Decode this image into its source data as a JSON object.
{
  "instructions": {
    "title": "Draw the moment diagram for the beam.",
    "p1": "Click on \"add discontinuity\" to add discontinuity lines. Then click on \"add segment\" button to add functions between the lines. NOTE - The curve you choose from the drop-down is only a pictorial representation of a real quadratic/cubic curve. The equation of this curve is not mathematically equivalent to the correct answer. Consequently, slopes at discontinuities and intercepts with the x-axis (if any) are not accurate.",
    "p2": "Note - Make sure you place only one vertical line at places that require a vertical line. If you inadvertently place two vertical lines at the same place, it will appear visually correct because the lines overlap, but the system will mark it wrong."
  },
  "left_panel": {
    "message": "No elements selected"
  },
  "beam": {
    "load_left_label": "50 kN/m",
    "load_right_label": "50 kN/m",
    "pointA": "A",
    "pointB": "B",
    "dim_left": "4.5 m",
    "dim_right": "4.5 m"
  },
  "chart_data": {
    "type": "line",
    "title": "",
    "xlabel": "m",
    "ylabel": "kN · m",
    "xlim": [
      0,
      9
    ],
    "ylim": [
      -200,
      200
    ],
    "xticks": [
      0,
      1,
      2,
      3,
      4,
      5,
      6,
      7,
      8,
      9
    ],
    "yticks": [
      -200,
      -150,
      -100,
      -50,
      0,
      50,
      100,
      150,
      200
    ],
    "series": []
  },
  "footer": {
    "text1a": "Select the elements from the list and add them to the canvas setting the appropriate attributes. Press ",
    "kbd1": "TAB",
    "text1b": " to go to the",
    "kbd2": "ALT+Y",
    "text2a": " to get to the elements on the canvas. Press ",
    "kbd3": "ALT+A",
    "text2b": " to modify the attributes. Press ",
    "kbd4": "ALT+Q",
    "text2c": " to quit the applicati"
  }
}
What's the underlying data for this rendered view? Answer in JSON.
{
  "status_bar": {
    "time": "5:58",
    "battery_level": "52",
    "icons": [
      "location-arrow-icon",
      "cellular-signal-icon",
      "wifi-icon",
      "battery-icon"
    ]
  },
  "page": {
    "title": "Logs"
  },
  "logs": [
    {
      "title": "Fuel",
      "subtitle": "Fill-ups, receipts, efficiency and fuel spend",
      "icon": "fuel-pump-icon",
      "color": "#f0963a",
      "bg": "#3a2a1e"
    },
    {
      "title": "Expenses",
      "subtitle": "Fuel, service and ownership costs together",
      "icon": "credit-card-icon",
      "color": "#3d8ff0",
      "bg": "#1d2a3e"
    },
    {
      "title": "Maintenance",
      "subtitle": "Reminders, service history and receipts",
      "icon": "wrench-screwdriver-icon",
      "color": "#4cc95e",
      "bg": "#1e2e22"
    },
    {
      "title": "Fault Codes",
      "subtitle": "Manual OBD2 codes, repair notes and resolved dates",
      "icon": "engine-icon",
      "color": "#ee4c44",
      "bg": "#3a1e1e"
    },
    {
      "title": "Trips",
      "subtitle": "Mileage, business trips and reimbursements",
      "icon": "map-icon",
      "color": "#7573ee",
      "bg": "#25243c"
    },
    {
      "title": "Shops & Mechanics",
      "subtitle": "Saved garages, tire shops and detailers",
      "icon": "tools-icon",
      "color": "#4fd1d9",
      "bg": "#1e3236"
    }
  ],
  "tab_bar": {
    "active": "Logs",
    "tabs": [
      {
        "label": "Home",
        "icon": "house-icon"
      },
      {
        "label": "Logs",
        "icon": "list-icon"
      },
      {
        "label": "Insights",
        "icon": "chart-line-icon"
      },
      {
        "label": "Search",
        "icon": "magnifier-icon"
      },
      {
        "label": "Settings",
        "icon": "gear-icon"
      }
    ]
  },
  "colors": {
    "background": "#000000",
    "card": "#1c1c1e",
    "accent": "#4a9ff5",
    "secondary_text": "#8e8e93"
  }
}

#####

▶ _Problem requirements_
Read the lines above. Gather those in which the string "subtitle" is found.

▶ _Written answer_
      "subtitle": "Fill-ups, receipts, efficiency and fuel spend",
      "subtitle": "Fuel, service and ownership costs together",
      "subtitle": "Reminders, service history and receipts",
      "subtitle": "Manual OBD2 codes, repair notes and resolved dates",
      "subtitle": "Mileage, business trips and reimbursements",
      "subtitle": "Saved garages, tire shops and detailers",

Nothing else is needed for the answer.